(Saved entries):
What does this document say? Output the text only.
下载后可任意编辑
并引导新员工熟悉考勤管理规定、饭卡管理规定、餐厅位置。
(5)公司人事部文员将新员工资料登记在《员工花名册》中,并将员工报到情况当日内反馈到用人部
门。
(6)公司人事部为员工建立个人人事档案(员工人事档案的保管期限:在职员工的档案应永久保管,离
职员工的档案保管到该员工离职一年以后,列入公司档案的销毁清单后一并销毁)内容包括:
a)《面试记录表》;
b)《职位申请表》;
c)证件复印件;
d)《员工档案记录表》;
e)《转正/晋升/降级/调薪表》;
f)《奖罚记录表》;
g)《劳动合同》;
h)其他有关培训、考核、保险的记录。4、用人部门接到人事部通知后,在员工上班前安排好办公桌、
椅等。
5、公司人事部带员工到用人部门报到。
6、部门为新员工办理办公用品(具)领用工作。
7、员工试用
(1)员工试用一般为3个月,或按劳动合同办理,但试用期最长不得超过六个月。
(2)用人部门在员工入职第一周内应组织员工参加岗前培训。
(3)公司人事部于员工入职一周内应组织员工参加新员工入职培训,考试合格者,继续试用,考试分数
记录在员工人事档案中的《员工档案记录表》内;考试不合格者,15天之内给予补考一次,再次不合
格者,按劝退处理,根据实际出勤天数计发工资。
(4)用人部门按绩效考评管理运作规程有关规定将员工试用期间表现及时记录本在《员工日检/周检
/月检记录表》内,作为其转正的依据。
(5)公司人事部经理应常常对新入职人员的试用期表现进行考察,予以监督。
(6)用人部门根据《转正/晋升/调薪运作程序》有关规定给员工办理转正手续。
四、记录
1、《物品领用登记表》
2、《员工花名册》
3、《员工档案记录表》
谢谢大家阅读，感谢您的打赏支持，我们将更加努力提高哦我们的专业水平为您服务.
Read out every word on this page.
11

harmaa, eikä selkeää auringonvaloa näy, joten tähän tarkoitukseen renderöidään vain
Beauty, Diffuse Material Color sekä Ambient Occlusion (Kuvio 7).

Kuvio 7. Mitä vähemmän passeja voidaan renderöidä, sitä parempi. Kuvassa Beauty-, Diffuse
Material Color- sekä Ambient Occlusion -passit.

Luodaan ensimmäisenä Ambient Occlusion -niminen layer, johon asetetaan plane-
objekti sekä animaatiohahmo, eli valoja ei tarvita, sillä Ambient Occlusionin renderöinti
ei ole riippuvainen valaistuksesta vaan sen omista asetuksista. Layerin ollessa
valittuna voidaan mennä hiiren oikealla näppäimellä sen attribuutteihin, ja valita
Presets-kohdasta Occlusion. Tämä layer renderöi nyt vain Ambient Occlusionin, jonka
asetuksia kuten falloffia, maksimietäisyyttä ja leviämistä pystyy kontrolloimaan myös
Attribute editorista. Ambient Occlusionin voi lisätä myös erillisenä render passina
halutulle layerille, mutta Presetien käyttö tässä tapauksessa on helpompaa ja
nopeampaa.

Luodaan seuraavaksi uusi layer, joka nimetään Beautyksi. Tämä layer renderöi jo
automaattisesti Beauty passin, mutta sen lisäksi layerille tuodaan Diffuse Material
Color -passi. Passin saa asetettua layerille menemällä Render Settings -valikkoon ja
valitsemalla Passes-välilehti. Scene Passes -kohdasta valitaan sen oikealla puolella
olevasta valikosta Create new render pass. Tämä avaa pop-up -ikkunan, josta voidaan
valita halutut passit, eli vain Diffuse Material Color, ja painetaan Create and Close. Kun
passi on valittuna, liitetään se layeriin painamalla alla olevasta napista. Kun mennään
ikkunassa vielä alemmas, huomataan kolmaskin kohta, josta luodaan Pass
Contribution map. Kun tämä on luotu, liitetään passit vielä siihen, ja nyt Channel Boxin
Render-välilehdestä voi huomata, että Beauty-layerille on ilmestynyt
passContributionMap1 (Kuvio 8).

(SET TASK):
From the records above, extract everything verbatim.

(TASK OUTPUT):
What does this document say? Output the text only.
下载后可任意编辑
并引导新员工熟悉考勤管理规定、饭卡管理规定、餐厅位置。
(5)公司人事部文员将新员工资料登记在《员工花名册》中,并将员工报到情况当日内反馈到用人部
门。
(6)公司人事部为员工建立个人人事档案(员工人事档案的保管期限:在职员工的档案应永久保管,离
职员工的档案保管到该员工离职一年以后,列入公司档案的销毁清单后一并销毁)内容包括:
a)《面试记录表》;
b)《职位申请表》;
c)证件复印件;
d)《员工档案记录表》;
e)《转正/晋升/降级/调薪表》;
f)《奖罚记录表》;
g)《劳动合同》;
h)其他有关培训、考核、保险的记录。4、用人部门接到人事部通知后,在员工上班前安排好办公桌、
椅等。
5、公司人事部带员工到用人部门报到。
6、部门为新员工办理办公用品(具)领用工作。
7、员工试用
(1)员工试用一般为3个月,或按劳动合同办理,但试用期最长不得超过六个月。
(2)用人部门在员工入职第一周内应组织员工参加岗前培训。
(3)公司人事部于员工入职一周内应组织员工参加新员工入职培训,考试合格者,继续试用,考试分数
记录在员工人事档案中的《员工档案记录表》内;考试不合格者,15天之内给予补考一次,再次不合
格者,按劝退处理,根据实际出勤天数计发工资。
(4)用人部门按绩效考评管理运作规程有关规定将员工试用期间表现及时记录本在《员工日检/周检
/月检记录表》内,作为其转正的依据。
(5)公司人事部经理应常常对新入职人员的试用期表现进行考察,予以监督。
(6)用人部门根据《转正/晋升/调薪运作程序》有关规定给员工办理转正手续。
四、记录
1、《物品领用登记表》
2、《员工花名册》
3、《员工档案记录表》
谢谢大家阅读，感谢您的打赏支持，我们将更加努力提高哦我们的专业水平为您服务.
Read out every word on this page.
11

harmaa, eikä selkeää auringonvaloa näy, joten tähän tarkoitukseen renderöidään vain
Beauty, Diffuse Material Color sekä Ambient Occlusion (Kuvio 7).

Kuvio 7. Mitä vähemmän passeja voidaan renderöidä, sitä parempi. Kuvassa Beauty-, Diffuse
Material Color- sekä Ambient Occlusion -passit.

Luodaan ensimmäisenä Ambient Occlusion -niminen layer, johon asetetaan plane-
objekti sekä animaatiohahmo, eli valoja ei tarvita, sillä Ambient Occlusionin renderöinti
ei ole riippuvainen valaistuksesta vaan sen omista asetuksista. Layerin ollessa
valittuna voidaan mennä hiiren oikealla näppäimellä sen attribuutteihin, ja valita
Presets-kohdasta Occlusion. Tämä layer renderöi nyt vain Ambient Occlusionin, jonka
asetuksia kuten falloffia, maksimietäisyyttä ja leviämistä pystyy kontrolloimaan myös
Attribute editorista. Ambient Occlusionin voi lisätä myös erillisenä render passina
halutulle layerille, mutta Presetien käyttö tässä tapauksessa on helpompaa ja
nopeampaa.

Luodaan seuraavaksi uusi layer, joka nimetään Beautyksi. Tämä layer renderöi jo
automaattisesti Beauty passin, mutta sen lisäksi layerille tuodaan Diffuse Material
Color -passi. Passin saa asetettua layerille menemällä Render Settings -valikkoon ja
valitsemalla Passes-välilehti. Scene Passes -kohdasta valitaan sen oikealla puolella
olevasta valikosta Create new render pass. Tämä avaa pop-up -ikkunan, josta voidaan
valita halutut passit, eli vain Diffuse Material Color, ja painetaan Create and Close. Kun
passi on valittuna, liitetään se layeriin painamalla alla olevasta napista. Kun mennään
ikkunassa vielä alemmas, huomataan kolmaskin kohta, josta luodaan Pass
Contribution map. Kun tämä on luotu, liitetään passit vielä siihen, ja nyt Channel Boxin
Render-välilehdestä voi huomata, että Beauty-layerille on ilmestynyt
passContributionMap1 (Kuvio 8).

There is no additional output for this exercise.